[Data records]
--*--

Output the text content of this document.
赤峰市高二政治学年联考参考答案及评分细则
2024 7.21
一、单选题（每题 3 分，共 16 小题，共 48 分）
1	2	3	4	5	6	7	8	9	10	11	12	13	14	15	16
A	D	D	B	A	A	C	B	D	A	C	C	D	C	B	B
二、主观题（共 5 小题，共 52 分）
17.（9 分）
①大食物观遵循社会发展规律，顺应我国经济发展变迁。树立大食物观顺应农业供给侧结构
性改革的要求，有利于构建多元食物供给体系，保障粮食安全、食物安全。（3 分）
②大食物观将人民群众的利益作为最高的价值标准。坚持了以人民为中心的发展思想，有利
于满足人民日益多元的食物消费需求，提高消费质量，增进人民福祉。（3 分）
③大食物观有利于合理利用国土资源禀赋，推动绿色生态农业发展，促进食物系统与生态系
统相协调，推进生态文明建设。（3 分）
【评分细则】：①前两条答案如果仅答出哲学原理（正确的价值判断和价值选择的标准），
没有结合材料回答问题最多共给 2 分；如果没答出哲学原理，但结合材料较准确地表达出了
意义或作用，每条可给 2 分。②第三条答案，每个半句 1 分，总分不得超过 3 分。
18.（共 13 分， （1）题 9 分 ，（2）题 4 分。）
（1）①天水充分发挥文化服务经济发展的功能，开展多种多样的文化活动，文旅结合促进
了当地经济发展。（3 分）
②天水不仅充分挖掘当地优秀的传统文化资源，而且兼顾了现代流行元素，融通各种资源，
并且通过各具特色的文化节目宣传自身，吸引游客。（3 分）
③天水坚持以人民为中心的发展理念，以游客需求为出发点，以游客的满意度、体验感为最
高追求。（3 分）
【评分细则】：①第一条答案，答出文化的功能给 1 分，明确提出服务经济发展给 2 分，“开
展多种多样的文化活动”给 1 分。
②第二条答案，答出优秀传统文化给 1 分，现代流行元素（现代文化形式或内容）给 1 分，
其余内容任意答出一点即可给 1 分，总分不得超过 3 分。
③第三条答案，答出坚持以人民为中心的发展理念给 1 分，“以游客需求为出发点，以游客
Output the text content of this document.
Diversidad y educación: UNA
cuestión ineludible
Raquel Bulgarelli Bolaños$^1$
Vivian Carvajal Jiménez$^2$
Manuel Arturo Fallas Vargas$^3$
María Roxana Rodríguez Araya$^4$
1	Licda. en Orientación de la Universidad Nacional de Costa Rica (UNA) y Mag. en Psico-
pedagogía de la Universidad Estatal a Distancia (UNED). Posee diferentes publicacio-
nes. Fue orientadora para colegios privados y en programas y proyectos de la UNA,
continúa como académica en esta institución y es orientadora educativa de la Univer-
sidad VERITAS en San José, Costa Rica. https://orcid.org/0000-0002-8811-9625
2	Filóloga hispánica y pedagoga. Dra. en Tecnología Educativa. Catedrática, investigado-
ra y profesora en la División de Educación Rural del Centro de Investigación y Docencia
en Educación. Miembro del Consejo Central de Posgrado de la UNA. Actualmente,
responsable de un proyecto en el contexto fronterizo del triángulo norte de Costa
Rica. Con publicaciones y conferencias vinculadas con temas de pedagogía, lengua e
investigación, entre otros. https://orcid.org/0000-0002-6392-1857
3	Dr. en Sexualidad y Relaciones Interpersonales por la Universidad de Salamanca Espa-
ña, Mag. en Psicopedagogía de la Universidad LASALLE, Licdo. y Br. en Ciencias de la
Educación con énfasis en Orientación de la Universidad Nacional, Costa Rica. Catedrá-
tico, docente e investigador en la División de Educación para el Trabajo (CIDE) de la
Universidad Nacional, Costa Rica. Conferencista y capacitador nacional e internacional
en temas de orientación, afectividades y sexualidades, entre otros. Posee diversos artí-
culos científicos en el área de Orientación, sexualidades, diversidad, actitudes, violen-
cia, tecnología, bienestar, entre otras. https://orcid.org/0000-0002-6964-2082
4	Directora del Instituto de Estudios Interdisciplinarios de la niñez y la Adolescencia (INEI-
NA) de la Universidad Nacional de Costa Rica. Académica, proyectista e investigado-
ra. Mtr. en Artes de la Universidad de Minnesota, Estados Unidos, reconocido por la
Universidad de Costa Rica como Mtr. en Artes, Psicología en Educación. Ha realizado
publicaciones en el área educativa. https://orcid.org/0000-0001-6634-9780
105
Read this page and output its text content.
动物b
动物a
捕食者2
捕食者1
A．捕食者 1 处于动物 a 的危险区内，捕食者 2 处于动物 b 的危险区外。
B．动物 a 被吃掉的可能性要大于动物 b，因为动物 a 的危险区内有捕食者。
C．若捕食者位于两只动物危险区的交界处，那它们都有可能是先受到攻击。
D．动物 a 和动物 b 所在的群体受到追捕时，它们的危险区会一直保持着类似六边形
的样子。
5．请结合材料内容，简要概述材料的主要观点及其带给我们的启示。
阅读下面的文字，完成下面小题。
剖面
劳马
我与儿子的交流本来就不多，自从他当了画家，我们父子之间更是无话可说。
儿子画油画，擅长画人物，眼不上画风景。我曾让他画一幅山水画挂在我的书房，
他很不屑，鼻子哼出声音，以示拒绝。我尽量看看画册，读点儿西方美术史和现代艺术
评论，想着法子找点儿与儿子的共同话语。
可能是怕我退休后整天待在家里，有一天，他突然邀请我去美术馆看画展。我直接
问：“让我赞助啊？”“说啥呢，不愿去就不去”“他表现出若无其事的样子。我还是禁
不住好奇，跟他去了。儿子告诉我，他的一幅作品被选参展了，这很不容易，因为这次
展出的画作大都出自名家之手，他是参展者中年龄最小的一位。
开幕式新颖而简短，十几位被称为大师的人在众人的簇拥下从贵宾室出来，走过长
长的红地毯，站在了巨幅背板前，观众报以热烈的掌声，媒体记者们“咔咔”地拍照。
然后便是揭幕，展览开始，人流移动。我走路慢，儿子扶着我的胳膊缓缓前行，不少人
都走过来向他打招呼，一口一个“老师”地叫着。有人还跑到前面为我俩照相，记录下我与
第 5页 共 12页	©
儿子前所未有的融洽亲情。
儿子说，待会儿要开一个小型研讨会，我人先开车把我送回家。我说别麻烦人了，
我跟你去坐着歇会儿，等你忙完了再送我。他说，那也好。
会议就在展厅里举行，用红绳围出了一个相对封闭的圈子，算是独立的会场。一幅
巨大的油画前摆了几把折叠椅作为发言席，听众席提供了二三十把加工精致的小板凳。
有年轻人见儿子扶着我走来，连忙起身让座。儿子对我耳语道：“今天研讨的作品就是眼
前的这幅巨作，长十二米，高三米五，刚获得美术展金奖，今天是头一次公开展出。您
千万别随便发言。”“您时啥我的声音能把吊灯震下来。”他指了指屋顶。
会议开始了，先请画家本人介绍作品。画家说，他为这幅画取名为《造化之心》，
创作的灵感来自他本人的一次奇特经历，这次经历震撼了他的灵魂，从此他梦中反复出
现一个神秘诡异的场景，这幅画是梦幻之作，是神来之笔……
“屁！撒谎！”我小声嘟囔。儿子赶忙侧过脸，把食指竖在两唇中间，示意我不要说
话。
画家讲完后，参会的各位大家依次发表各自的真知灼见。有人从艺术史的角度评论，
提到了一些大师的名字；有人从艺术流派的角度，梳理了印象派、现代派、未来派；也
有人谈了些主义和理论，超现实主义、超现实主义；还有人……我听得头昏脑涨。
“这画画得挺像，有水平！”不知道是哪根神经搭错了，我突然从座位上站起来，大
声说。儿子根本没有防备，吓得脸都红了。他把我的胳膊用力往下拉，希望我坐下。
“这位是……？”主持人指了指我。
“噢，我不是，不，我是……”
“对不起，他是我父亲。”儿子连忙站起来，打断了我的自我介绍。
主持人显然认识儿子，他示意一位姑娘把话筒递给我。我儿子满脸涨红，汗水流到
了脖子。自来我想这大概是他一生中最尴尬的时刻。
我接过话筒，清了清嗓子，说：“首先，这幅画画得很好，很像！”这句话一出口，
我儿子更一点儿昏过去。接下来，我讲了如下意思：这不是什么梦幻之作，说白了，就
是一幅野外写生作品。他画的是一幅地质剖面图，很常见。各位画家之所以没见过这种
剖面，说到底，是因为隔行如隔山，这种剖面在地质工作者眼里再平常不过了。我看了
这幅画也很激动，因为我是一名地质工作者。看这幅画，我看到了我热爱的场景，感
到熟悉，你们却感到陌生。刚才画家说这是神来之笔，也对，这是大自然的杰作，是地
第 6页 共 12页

--*--

◆ EXERCISE BRIEF: Going through the lines above one by one, tally those with the word "otros" and give only the total.

◆ SOLUTION: 2